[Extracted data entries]
* BEGIN *

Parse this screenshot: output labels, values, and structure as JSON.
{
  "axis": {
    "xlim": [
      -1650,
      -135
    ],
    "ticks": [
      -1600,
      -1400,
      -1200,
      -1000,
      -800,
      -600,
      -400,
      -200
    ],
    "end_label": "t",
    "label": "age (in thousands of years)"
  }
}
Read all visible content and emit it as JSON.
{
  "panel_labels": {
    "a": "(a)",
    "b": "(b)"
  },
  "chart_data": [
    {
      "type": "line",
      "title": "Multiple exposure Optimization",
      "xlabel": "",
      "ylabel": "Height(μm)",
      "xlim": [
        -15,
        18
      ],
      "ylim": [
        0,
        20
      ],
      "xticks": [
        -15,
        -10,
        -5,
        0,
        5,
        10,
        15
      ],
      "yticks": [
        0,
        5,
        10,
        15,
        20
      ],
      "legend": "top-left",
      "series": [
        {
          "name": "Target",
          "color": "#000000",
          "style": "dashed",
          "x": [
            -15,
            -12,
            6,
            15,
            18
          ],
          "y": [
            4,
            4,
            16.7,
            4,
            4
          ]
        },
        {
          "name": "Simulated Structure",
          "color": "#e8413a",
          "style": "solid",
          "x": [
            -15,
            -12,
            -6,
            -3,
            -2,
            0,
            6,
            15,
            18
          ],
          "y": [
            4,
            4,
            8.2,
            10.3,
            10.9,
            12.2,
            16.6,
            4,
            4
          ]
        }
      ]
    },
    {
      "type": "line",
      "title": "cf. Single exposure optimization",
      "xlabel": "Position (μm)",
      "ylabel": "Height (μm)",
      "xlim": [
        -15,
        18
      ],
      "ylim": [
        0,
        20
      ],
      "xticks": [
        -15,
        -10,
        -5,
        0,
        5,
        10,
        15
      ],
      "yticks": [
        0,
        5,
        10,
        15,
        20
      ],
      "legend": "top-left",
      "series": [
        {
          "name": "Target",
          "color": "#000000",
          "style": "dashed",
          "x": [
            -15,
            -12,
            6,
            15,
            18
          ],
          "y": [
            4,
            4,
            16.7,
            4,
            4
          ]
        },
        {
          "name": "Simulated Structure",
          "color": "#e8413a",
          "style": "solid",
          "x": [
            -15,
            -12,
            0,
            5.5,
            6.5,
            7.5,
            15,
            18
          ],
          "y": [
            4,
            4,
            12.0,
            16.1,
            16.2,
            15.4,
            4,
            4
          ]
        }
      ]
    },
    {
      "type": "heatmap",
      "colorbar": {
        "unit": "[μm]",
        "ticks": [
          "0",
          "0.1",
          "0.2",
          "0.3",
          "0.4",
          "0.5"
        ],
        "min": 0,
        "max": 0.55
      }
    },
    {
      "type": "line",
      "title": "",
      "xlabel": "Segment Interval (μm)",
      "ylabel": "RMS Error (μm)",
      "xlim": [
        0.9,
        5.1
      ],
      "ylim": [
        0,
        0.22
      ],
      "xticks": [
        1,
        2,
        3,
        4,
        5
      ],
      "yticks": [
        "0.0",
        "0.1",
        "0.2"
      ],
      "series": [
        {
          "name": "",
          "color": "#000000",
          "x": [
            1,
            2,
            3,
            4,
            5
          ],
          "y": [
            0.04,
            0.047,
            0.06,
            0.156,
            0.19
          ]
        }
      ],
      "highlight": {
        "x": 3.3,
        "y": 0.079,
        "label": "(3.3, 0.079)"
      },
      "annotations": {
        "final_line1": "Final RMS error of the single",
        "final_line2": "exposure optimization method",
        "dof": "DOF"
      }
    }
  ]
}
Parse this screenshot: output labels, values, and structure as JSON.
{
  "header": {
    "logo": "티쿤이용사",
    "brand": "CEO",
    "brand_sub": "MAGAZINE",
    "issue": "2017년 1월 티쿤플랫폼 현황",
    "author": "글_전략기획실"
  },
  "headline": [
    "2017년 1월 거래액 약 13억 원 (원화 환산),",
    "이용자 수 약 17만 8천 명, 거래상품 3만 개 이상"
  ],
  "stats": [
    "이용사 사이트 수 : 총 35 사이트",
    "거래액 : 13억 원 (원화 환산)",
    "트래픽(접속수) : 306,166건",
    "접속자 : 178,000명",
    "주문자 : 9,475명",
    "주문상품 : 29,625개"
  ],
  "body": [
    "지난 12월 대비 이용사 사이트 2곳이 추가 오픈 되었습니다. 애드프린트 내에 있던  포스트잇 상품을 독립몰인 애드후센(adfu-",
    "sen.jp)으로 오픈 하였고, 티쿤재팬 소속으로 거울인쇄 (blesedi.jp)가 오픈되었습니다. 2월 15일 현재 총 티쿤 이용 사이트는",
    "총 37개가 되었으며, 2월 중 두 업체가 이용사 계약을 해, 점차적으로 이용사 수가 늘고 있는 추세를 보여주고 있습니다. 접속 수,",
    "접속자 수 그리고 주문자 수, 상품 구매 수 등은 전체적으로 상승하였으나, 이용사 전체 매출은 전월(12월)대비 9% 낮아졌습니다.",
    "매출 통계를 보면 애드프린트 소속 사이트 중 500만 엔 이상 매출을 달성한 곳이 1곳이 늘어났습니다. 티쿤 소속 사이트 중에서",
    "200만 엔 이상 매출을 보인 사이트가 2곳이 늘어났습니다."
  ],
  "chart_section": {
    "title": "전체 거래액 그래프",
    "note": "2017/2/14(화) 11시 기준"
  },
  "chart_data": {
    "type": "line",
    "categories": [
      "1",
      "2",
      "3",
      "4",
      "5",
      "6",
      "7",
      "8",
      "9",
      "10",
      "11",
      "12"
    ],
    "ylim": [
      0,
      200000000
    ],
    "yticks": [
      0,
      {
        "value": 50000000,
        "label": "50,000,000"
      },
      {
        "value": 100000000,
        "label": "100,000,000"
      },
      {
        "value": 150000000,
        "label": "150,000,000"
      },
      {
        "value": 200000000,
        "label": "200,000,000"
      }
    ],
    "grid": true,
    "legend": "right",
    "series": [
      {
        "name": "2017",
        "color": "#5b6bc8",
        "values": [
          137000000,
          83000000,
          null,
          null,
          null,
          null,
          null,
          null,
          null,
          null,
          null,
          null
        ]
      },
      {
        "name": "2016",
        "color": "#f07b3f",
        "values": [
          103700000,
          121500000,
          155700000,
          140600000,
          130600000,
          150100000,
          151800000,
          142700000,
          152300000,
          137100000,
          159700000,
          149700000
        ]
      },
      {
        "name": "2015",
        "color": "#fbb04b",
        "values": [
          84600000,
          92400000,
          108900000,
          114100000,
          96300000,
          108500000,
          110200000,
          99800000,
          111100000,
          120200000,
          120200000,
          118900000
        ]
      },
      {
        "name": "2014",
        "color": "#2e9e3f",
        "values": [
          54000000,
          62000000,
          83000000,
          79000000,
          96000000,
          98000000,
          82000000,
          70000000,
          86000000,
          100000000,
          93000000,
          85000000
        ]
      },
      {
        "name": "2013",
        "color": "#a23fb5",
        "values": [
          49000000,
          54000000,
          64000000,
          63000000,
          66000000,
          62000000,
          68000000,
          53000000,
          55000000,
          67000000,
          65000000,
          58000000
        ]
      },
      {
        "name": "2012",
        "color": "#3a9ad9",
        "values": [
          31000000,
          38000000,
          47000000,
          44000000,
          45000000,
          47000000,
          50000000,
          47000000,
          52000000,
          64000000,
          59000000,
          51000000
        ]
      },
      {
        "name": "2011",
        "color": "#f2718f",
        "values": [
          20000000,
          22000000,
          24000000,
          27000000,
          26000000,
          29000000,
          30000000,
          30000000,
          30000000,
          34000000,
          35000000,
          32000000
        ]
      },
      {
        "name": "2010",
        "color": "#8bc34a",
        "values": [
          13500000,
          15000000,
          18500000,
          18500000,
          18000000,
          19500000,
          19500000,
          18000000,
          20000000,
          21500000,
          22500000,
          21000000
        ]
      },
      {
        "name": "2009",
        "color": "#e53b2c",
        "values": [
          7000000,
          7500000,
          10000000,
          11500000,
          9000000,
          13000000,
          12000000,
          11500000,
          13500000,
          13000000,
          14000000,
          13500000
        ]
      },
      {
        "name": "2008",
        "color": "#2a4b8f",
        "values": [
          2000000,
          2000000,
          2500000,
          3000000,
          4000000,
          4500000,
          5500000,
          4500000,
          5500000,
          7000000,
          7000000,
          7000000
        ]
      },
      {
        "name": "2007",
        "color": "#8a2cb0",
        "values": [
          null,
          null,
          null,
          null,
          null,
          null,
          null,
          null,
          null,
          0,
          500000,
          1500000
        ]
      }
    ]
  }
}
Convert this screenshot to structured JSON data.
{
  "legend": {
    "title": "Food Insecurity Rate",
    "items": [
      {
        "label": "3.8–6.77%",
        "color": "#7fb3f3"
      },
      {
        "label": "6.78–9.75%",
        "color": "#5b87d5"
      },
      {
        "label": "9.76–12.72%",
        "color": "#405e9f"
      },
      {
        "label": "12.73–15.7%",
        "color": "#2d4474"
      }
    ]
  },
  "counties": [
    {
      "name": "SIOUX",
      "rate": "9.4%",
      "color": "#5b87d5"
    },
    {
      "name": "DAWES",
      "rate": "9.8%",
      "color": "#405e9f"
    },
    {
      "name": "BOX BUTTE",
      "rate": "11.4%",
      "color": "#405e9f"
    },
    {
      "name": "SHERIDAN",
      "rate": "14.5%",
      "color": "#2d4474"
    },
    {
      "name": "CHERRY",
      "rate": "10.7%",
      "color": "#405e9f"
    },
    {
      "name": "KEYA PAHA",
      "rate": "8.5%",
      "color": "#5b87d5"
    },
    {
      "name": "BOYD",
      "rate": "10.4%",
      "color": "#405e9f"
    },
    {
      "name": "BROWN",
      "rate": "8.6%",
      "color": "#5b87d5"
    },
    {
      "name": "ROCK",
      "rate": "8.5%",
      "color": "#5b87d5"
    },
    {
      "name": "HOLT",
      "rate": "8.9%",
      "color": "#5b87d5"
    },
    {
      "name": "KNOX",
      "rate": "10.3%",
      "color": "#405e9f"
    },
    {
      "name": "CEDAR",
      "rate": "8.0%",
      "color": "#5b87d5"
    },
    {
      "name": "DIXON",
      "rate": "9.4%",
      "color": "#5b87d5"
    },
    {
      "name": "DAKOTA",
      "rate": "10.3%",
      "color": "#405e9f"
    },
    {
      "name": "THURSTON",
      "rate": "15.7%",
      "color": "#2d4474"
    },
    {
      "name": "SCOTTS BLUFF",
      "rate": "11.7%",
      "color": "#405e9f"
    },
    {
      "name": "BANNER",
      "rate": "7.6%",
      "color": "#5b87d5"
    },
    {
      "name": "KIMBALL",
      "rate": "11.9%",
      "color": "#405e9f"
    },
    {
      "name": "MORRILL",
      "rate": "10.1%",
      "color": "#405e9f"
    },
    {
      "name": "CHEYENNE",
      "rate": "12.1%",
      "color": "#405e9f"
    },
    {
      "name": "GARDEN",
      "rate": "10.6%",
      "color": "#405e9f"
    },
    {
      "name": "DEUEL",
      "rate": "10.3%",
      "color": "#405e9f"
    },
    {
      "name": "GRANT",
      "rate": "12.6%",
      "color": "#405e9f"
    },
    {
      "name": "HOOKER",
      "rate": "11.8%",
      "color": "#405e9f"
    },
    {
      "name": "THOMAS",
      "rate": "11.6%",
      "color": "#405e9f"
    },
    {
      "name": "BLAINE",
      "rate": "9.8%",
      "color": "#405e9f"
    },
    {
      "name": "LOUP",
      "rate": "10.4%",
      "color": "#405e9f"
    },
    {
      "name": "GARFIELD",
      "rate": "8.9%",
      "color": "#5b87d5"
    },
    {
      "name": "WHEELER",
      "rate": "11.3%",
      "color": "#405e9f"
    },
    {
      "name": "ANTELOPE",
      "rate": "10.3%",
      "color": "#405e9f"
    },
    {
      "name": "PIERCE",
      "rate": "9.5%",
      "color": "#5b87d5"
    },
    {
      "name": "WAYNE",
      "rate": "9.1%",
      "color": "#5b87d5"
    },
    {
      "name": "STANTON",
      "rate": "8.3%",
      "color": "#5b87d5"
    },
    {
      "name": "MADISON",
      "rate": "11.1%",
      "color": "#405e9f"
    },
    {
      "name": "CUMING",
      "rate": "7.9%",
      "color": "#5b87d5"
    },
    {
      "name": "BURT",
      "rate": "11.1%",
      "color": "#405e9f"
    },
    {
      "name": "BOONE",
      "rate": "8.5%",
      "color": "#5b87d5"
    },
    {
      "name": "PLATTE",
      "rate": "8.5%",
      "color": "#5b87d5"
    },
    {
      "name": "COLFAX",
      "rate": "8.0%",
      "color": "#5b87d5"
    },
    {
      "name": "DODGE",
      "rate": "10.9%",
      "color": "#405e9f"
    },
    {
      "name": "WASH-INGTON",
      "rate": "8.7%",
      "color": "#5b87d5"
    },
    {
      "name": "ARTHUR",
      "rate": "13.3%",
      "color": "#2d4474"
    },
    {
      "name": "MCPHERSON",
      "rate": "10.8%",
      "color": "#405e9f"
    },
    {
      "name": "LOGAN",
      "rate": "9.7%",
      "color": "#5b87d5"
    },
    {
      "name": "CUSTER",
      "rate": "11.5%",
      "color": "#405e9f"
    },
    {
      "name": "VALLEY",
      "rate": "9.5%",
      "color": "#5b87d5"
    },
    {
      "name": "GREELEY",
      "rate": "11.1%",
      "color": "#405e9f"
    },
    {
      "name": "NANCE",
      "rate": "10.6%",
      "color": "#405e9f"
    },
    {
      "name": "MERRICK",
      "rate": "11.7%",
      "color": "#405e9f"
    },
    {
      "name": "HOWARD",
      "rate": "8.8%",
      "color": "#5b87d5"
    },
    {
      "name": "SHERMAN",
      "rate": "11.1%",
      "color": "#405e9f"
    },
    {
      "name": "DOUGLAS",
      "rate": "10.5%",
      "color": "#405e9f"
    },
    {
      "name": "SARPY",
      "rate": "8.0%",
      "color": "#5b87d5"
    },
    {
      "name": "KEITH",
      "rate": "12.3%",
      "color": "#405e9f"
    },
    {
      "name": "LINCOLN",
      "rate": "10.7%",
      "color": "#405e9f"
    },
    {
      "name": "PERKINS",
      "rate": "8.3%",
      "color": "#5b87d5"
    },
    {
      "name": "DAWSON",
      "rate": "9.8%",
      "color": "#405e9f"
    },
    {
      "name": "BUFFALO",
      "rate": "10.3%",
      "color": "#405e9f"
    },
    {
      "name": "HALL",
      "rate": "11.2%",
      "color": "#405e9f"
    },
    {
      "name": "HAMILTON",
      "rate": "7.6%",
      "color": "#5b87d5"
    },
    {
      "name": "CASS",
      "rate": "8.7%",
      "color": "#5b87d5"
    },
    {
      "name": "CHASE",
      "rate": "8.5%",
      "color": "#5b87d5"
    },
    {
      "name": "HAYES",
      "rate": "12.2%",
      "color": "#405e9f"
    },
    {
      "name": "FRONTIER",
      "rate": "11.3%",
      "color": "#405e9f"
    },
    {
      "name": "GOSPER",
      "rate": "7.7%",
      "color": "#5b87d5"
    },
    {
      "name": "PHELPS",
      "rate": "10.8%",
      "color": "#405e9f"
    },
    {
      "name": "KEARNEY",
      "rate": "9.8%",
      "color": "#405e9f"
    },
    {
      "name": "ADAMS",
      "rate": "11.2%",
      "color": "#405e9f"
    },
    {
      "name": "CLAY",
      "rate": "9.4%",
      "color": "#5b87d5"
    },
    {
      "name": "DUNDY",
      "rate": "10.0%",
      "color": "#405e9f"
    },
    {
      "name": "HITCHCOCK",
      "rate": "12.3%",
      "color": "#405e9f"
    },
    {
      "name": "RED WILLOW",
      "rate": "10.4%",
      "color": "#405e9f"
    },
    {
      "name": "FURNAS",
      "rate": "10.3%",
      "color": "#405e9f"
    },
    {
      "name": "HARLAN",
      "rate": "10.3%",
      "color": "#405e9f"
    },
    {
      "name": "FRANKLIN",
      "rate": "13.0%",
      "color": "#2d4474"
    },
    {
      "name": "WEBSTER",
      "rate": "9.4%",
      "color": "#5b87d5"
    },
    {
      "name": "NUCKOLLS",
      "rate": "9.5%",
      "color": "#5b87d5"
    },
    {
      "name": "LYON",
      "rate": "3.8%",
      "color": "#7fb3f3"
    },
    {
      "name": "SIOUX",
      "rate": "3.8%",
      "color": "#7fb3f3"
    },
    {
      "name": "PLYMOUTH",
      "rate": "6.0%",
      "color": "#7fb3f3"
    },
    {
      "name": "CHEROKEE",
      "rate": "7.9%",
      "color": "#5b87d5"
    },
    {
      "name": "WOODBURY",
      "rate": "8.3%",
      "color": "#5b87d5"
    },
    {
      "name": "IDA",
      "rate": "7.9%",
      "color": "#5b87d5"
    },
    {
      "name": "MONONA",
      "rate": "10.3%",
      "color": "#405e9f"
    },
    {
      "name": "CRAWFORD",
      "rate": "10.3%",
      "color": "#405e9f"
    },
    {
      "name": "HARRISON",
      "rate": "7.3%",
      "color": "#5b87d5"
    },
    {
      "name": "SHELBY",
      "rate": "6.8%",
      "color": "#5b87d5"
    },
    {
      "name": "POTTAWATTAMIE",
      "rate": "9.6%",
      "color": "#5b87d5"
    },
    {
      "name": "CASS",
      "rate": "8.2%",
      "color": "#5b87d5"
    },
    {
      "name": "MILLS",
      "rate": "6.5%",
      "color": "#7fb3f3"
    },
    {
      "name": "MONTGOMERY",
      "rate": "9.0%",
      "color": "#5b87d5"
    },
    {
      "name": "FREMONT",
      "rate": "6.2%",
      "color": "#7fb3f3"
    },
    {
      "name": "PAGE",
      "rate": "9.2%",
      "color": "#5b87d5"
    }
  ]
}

* END *

**THE TASK:**
Wherever a line in the data above holds "늘어났습니다", copy that line.

**THE SOLUTION:**
    "매출 통계를 보면 애드프린트 소속 사이트 중 500만 엔 이상 매출을 달성한 곳이 1곳이 늘어났습니다. 티쿤 소속 사이트 중에서",
    "200만 엔 이상 매출을 보인 사이트가 2곳이 늘어났습니다."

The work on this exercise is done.